───── TASK INPUT ─────
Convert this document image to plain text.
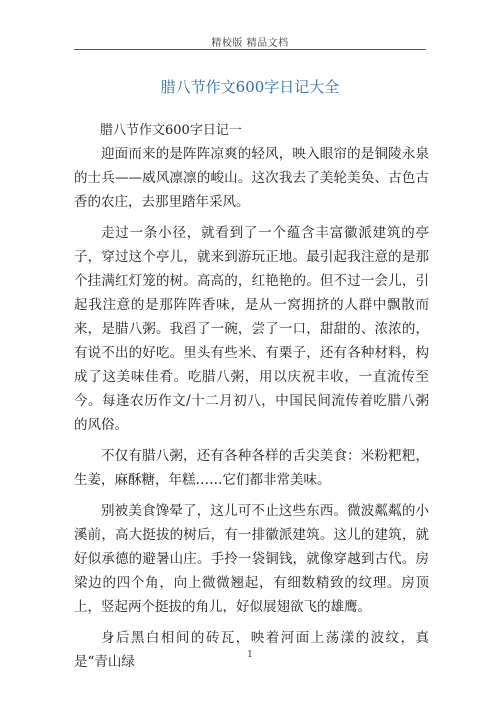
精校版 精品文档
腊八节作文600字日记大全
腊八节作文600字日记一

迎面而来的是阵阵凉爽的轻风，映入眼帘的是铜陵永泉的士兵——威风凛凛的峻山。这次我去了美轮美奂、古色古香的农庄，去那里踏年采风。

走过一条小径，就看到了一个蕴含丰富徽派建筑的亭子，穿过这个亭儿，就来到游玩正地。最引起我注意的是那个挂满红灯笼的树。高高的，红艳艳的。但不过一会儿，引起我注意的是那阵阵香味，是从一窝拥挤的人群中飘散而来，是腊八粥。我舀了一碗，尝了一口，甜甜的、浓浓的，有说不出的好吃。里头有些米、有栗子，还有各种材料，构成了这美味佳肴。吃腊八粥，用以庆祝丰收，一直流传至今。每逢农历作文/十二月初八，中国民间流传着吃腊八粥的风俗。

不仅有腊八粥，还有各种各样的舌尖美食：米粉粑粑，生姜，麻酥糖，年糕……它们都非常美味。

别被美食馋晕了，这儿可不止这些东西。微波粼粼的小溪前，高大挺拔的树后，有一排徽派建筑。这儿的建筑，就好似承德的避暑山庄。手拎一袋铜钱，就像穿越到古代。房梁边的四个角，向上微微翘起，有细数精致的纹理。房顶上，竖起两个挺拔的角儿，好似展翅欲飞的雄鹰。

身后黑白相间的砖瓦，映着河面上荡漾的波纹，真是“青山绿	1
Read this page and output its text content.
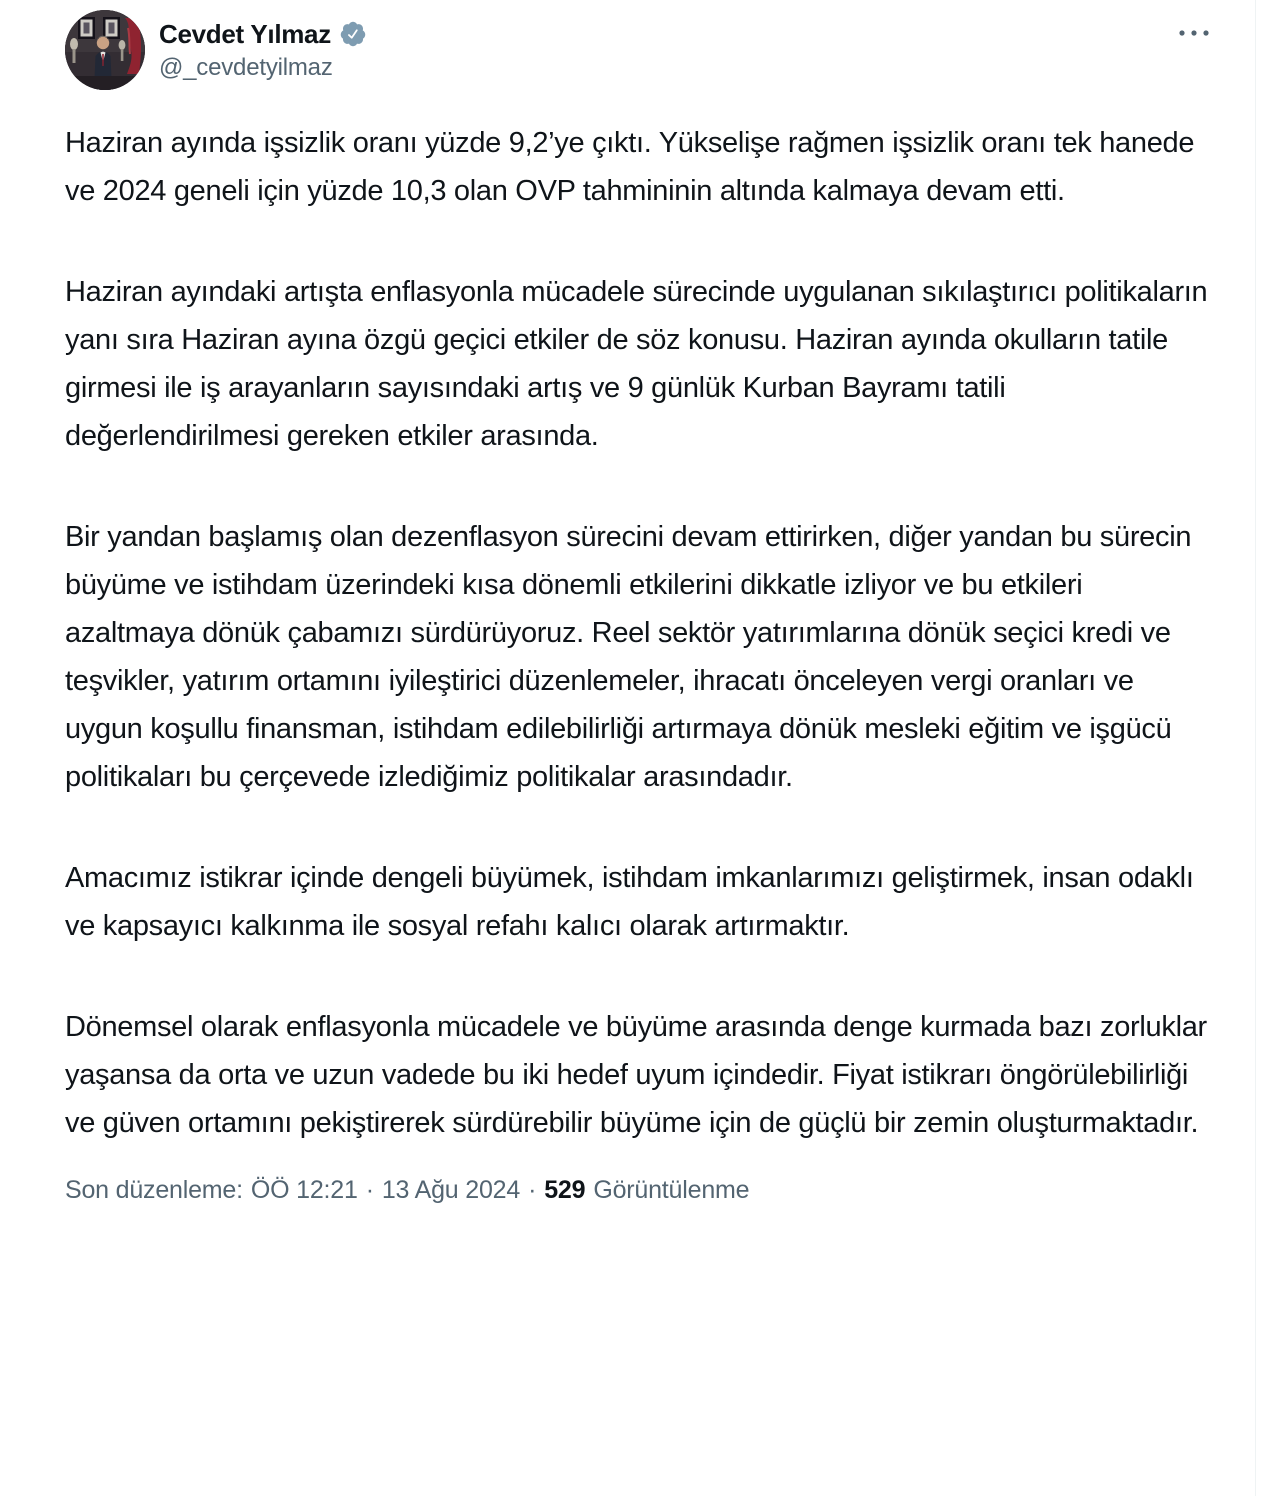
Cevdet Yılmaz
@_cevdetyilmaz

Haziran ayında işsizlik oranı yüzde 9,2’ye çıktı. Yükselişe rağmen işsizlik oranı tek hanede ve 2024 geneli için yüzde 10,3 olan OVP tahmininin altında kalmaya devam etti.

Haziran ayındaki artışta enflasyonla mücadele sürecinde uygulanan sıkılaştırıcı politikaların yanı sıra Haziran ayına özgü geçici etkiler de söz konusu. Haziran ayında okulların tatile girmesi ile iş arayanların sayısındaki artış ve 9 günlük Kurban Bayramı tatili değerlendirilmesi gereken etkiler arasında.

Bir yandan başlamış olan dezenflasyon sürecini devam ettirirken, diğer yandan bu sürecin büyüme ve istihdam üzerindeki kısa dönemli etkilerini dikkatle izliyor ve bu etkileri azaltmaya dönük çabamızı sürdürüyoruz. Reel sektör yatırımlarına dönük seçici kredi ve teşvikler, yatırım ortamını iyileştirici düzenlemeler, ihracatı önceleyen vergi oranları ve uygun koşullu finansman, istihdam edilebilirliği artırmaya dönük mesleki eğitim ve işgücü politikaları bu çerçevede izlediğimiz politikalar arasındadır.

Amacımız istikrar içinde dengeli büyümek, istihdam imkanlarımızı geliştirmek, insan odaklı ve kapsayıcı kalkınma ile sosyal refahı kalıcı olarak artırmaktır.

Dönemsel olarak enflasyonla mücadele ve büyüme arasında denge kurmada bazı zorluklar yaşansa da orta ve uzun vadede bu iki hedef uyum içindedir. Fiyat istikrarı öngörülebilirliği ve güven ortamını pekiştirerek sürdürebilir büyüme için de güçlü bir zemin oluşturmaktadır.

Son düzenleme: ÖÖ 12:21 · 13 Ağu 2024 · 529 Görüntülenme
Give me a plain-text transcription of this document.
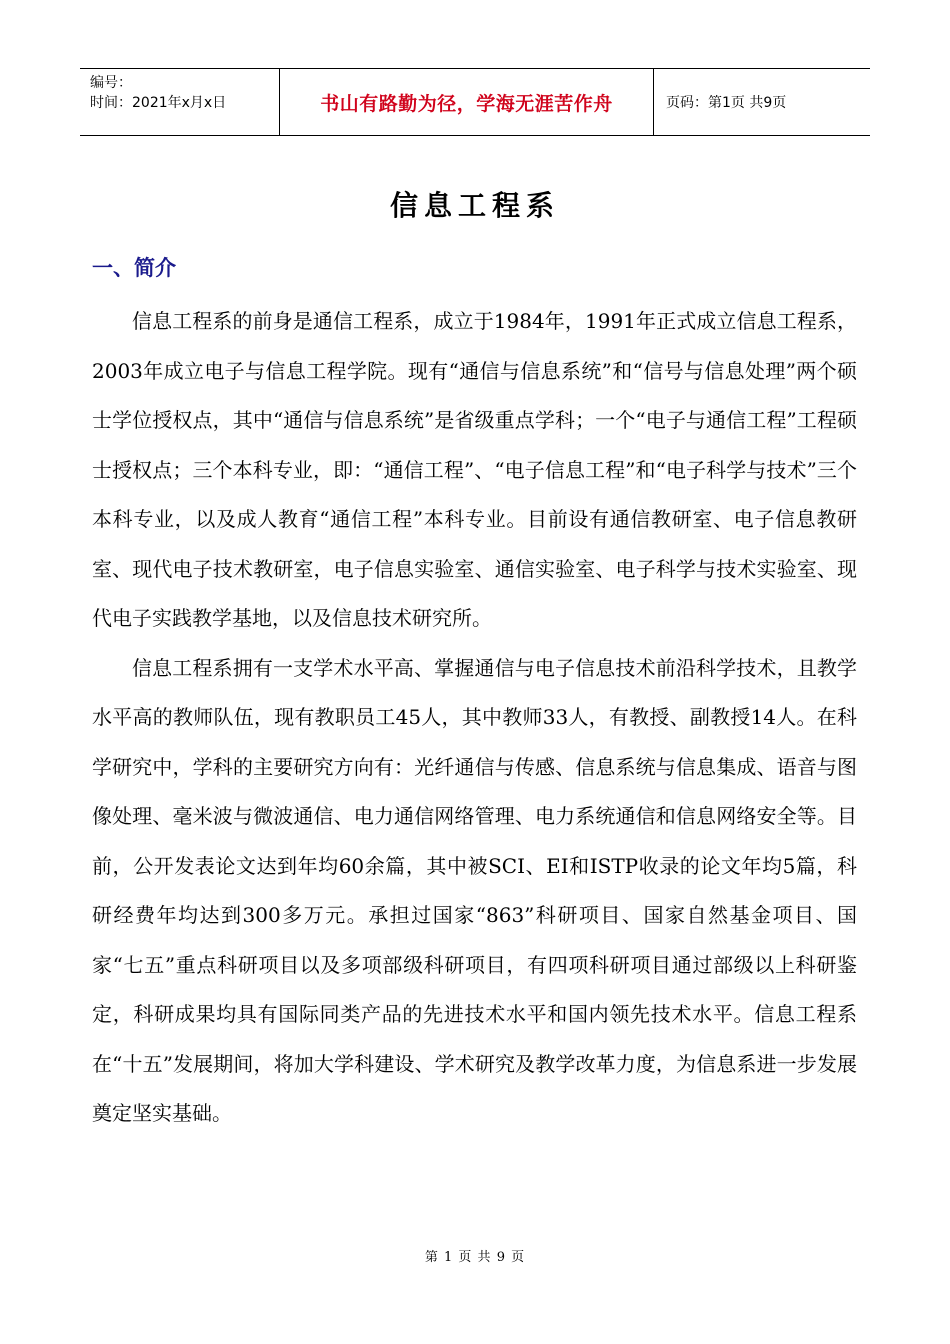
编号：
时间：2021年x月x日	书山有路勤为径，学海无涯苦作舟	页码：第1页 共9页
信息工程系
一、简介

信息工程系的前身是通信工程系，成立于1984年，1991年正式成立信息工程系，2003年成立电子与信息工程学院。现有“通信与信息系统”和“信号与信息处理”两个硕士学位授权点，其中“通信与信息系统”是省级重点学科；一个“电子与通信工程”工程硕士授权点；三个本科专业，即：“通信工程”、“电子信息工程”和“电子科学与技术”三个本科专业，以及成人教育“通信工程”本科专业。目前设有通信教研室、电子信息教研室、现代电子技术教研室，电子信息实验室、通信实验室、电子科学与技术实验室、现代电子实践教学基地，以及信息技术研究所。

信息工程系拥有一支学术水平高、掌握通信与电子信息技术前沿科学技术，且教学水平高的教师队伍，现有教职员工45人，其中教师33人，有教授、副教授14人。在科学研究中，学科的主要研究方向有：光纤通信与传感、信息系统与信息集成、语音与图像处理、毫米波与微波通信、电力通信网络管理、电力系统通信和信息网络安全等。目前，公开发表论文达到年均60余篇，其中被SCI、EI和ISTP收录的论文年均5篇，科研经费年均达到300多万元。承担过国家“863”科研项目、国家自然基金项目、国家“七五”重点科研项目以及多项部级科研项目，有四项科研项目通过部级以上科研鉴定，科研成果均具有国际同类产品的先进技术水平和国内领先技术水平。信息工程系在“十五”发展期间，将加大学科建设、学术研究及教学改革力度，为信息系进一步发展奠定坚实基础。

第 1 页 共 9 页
─────
» PROBLEM
Write every entry out again exactly, dropping the pictures.

» COMPLETE ANSWER
Convert this document image to plain text.
精校版 精品文档
腊八节作文600字日记大全
腊八节作文600字日记一

迎面而来的是阵阵凉爽的轻风，映入眼帘的是铜陵永泉的士兵——威风凛凛的峻山。这次我去了美轮美奂、古色古香的农庄，去那里踏年采风。

走过一条小径，就看到了一个蕴含丰富徽派建筑的亭子，穿过这个亭儿，就来到游玩正地。最引起我注意的是那个挂满红灯笼的树。高高的，红艳艳的。但不过一会儿，引起我注意的是那阵阵香味，是从一窝拥挤的人群中飘散而来，是腊八粥。我舀了一碗，尝了一口，甜甜的、浓浓的，有说不出的好吃。里头有些米、有栗子，还有各种材料，构成了这美味佳肴。吃腊八粥，用以庆祝丰收，一直流传至今。每逢农历作文/十二月初八，中国民间流传着吃腊八粥的风俗。

不仅有腊八粥，还有各种各样的舌尖美食：米粉粑粑，生姜，麻酥糖，年糕……它们都非常美味。

别被美食馋晕了，这儿可不止这些东西。微波粼粼的小溪前，高大挺拔的树后，有一排徽派建筑。这儿的建筑，就好似承德的避暑山庄。手拎一袋铜钱，就像穿越到古代。房梁边的四个角，向上微微翘起，有细数精致的纹理。房顶上，竖起两个挺拔的角儿，好似展翅欲飞的雄鹰。

身后黑白相间的砖瓦，映着河面上荡漾的波纹，真是“青山绿	1
Read this page and output its text content.
Cevdet Yılmaz
@_cevdetyilmaz

Haziran ayında işsizlik oranı yüzde 9,2’ye çıktı. Yükselişe rağmen işsizlik oranı tek hanede ve 2024 geneli için yüzde 10,3 olan OVP tahmininin altında kalmaya devam etti.

Haziran ayındaki artışta enflasyonla mücadele sürecinde uygulanan sıkılaştırıcı politikaların yanı sıra Haziran ayına özgü geçici etkiler de söz konusu. Haziran ayında okulların tatile girmesi ile iş arayanların sayısındaki artış ve 9 günlük Kurban Bayramı tatili değerlendirilmesi gereken etkiler arasında.

Bir yandan başlamış olan dezenflasyon sürecini devam ettirirken, diğer yandan bu sürecin büyüme ve istihdam üzerindeki kısa dönemli etkilerini dikkatle izliyor ve bu etkileri azaltmaya dönük çabamızı sürdürüyoruz. Reel sektör yatırımlarına dönük seçici kredi ve teşvikler, yatırım ortamını iyileştirici düzenlemeler, ihracatı önceleyen vergi oranları ve uygun koşullu finansman, istihdam edilebilirliği artırmaya dönük mesleki eğitim ve işgücü politikaları bu çerçevede izlediğimiz politikalar arasındadır.

Amacımız istikrar içinde dengeli büyümek, istihdam imkanlarımızı geliştirmek, insan odaklı ve kapsayıcı kalkınma ile sosyal refahı kalıcı olarak artırmaktır.

Dönemsel olarak enflasyonla mücadele ve büyüme arasında denge kurmada bazı zorluklar yaşansa da orta ve uzun vadede bu iki hedef uyum içindedir. Fiyat istikrarı öngörülebilirliği ve güven ortamını pekiştirerek sürdürebilir büyüme için de güçlü bir zemin oluşturmaktadır.

Son düzenleme: ÖÖ 12:21 · 13 Ağu 2024 · 529 Görüntülenme
Give me a plain-text transcription of this document.
编号：
时间：2021年x月x日	书山有路勤为径，学海无涯苦作舟	页码：第1页 共9页
信息工程系
一、简介

信息工程系的前身是通信工程系，成立于1984年，1991年正式成立信息工程系，2003年成立电子与信息工程学院。现有“通信与信息系统”和“信号与信息处理”两个硕士学位授权点，其中“通信与信息系统”是省级重点学科；一个“电子与通信工程”工程硕士授权点；三个本科专业，即：“通信工程”、“电子信息工程”和“电子科学与技术”三个本科专业，以及成人教育“通信工程”本科专业。目前设有通信教研室、电子信息教研室、现代电子技术教研室，电子信息实验室、通信实验室、电子科学与技术实验室、现代电子实践教学基地，以及信息技术研究所。

信息工程系拥有一支学术水平高、掌握通信与电子信息技术前沿科学技术，且教学水平高的教师队伍，现有教职员工45人，其中教师33人，有教授、副教授14人。在科学研究中，学科的主要研究方向有：光纤通信与传感、信息系统与信息集成、语音与图像处理、毫米波与微波通信、电力通信网络管理、电力系统通信和信息网络安全等。目前，公开发表论文达到年均60余篇，其中被SCI、EI和ISTP收录的论文年均5篇，科研经费年均达到300多万元。承担过国家“863”科研项目、国家自然基金项目、国家“七五”重点科研项目以及多项部级科研项目，有四项科研项目通过部级以上科研鉴定，科研成果均具有国际同类产品的先进技术水平和国内领先技术水平。信息工程系在“十五”发展期间，将加大学科建设、学术研究及教学改革力度，为信息系进一步发展奠定坚实基础。

第 1 页 共 9 页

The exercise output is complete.